>> Begin Dataset content
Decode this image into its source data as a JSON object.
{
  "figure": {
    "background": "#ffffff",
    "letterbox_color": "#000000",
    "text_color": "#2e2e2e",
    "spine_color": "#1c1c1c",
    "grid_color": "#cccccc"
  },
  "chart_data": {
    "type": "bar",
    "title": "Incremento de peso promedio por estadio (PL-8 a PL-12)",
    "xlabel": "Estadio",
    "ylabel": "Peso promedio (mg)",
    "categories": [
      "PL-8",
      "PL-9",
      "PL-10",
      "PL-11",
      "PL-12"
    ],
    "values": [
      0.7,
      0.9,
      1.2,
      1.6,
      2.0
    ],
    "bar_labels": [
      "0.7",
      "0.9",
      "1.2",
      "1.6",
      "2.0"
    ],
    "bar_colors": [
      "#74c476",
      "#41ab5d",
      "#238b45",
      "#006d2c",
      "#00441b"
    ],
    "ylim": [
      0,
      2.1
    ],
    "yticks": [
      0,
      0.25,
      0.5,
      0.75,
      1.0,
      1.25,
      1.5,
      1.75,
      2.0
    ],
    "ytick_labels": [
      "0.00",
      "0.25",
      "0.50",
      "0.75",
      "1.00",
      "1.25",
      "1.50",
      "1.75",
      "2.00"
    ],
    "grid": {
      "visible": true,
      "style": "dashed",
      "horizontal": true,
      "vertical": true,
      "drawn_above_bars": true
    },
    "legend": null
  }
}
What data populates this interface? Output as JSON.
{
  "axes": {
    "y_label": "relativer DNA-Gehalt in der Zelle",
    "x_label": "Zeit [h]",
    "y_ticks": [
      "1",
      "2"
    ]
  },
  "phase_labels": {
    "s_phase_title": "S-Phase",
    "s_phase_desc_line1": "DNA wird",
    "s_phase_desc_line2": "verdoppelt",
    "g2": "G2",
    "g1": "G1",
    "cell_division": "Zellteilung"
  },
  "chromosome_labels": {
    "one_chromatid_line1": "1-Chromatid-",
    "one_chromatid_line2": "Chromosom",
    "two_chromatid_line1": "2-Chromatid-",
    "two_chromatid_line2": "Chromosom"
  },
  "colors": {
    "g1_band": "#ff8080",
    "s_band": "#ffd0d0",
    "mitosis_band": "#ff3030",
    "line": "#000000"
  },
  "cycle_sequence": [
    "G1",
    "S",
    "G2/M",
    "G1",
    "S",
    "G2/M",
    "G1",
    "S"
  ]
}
>> End Dataset content
→ The exercise
Print all of the entries exactly as they are written.

→ Exercise output
Decode this image into its source data as a JSON object.
{
  "figure": {
    "background": "#ffffff",
    "letterbox_color": "#000000",
    "text_color": "#2e2e2e",
    "spine_color": "#1c1c1c",
    "grid_color": "#cccccc"
  },
  "chart_data": {
    "type": "bar",
    "title": "Incremento de peso promedio por estadio (PL-8 a PL-12)",
    "xlabel": "Estadio",
    "ylabel": "Peso promedio (mg)",
    "categories": [
      "PL-8",
      "PL-9",
      "PL-10",
      "PL-11",
      "PL-12"
    ],
    "values": [
      0.7,
      0.9,
      1.2,
      1.6,
      2.0
    ],
    "bar_labels": [
      "0.7",
      "0.9",
      "1.2",
      "1.6",
      "2.0"
    ],
    "bar_colors": [
      "#74c476",
      "#41ab5d",
      "#238b45",
      "#006d2c",
      "#00441b"
    ],
    "ylim": [
      0,
      2.1
    ],
    "yticks": [
      0,
      0.25,
      0.5,
      0.75,
      1.0,
      1.25,
      1.5,
      1.75,
      2.0
    ],
    "ytick_labels": [
      "0.00",
      "0.25",
      "0.50",
      "0.75",
      "1.00",
      "1.25",
      "1.50",
      "1.75",
      "2.00"
    ],
    "grid": {
      "visible": true,
      "style": "dashed",
      "horizontal": true,
      "vertical": true,
      "drawn_above_bars": true
    },
    "legend": null
  }
}
What data populates this interface? Output as JSON.
{
  "axes": {
    "y_label": "relativer DNA-Gehalt in der Zelle",
    "x_label": "Zeit [h]",
    "y_ticks": [
      "1",
      "2"
    ]
  },
  "phase_labels": {
    "s_phase_title": "S-Phase",
    "s_phase_desc_line1": "DNA wird",
    "s_phase_desc_line2": "verdoppelt",
    "g2": "G2",
    "g1": "G1",
    "cell_division": "Zellteilung"
  },
  "chromosome_labels": {
    "one_chromatid_line1": "1-Chromatid-",
    "one_chromatid_line2": "Chromosom",
    "two_chromatid_line1": "2-Chromatid-",
    "two_chromatid_line2": "Chromosom"
  },
  "colors": {
    "g1_band": "#ff8080",
    "s_band": "#ffd0d0",
    "mitosis_band": "#ff3030",
    "line": "#000000"
  },
  "cycle_sequence": [
    "G1",
    "S",
    "G2/M",
    "G1",
    "S",
    "G2/M",
    "G1",
    "S"
  ]
}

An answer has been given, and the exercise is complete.